WHAT TO PRODUCE: Look through the entries and report how many lines include the word "BAILEY". Give the number alone.

MATERIAL FOR THIS EXERCISE:
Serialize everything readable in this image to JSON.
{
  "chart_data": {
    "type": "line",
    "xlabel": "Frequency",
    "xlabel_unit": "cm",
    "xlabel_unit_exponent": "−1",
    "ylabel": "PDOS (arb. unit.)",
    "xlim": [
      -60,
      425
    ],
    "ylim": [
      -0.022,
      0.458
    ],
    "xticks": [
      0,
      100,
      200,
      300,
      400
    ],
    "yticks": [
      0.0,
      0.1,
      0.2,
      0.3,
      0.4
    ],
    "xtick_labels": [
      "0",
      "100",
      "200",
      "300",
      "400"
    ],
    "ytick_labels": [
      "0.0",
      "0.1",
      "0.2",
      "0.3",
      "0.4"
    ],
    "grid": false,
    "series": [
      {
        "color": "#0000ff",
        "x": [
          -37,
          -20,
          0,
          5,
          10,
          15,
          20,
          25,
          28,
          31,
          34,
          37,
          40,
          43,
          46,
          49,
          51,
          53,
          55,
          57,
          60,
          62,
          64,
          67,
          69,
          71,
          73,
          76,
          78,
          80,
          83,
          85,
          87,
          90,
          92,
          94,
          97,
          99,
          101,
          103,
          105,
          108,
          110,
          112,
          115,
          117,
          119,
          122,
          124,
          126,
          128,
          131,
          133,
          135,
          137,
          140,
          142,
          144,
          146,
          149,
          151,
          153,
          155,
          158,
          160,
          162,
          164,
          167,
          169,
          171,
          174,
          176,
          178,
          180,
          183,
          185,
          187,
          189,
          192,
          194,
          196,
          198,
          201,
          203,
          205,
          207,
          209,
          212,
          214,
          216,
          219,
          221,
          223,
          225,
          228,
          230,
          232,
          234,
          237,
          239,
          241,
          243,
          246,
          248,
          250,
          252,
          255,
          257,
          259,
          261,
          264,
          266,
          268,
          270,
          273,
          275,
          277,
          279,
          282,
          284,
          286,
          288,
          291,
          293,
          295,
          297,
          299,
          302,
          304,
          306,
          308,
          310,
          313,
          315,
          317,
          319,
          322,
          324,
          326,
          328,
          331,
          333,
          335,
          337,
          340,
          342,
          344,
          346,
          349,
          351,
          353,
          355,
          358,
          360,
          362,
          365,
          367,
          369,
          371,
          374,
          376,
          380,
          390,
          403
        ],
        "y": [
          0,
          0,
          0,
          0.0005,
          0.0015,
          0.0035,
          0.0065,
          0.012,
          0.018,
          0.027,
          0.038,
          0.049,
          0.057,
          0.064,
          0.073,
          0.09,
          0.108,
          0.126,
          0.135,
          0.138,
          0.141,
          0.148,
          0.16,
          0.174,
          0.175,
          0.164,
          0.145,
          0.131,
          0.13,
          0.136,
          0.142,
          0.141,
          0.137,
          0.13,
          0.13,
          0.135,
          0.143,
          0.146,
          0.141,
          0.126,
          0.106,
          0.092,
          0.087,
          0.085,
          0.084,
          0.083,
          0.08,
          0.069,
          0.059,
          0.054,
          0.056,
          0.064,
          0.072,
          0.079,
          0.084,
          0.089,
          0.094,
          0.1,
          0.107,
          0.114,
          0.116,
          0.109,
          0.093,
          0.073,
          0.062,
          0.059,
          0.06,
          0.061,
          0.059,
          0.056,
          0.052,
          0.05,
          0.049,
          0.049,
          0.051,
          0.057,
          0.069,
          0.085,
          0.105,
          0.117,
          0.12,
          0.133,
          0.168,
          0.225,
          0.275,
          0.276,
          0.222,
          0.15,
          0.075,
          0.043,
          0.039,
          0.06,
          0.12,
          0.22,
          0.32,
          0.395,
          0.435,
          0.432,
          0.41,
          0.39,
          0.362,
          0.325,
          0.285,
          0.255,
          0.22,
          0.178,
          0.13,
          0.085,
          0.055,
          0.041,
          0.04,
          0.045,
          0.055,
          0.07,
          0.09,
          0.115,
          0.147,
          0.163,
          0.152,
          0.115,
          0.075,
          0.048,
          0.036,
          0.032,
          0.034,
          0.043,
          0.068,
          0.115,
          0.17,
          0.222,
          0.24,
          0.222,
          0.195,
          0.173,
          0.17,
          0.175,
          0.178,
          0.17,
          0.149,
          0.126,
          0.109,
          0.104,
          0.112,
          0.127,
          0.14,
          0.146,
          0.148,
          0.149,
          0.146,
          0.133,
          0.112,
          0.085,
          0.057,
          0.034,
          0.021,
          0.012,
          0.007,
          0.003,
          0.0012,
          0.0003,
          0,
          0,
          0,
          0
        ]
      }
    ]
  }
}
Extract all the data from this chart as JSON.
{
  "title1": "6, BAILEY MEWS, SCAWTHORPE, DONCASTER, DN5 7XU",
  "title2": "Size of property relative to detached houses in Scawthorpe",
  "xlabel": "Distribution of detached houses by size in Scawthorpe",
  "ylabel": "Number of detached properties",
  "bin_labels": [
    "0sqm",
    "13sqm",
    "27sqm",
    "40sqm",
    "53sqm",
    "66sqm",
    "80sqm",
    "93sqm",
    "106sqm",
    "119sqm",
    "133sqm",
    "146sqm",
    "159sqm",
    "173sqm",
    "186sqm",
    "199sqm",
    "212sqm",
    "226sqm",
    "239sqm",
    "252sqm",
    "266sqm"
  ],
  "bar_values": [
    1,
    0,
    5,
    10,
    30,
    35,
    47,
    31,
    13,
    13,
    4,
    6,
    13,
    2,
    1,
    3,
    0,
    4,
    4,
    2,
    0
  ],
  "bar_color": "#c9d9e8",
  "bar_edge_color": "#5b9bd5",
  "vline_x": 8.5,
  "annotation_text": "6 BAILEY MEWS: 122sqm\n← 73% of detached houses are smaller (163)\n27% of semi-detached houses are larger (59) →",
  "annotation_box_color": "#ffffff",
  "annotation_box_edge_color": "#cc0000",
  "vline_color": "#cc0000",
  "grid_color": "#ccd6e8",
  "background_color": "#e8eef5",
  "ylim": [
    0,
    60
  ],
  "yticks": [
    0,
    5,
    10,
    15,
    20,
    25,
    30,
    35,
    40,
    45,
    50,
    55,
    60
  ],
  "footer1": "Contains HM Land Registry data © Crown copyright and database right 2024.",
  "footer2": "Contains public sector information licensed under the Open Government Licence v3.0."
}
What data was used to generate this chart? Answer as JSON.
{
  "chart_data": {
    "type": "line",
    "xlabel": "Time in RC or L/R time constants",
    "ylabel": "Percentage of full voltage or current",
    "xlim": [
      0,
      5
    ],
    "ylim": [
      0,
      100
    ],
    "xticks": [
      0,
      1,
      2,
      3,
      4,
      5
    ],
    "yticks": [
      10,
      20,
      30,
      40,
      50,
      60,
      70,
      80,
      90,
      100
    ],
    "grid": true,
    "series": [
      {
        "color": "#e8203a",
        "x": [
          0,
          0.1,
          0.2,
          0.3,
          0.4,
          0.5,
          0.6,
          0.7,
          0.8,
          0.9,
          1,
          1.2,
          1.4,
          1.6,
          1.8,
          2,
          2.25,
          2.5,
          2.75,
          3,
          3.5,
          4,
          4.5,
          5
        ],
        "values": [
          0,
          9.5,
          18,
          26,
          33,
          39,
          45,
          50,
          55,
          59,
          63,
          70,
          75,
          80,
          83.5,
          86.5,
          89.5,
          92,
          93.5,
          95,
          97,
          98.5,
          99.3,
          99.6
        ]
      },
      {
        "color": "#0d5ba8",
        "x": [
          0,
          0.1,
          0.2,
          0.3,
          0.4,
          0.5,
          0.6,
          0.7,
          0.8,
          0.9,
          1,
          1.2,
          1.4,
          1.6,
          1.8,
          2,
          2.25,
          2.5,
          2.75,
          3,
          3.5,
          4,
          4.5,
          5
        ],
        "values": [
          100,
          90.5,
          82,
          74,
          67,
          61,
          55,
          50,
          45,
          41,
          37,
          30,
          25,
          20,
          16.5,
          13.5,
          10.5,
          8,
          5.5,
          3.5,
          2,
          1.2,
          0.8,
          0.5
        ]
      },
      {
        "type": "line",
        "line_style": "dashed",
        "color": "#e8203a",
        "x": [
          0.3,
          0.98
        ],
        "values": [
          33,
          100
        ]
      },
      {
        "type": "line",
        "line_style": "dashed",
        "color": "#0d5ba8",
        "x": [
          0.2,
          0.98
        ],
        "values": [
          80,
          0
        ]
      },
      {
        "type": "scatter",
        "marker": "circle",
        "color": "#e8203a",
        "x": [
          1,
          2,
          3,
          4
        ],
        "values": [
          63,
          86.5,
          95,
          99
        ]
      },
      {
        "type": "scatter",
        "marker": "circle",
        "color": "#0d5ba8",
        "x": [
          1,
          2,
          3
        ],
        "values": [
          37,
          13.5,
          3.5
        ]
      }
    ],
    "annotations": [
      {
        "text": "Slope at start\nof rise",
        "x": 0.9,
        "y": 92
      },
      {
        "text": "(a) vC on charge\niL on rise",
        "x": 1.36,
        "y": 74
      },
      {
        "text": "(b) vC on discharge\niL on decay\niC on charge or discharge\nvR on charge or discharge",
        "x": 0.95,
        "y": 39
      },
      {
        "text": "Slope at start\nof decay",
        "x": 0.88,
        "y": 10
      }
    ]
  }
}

FINAL RESULT: 2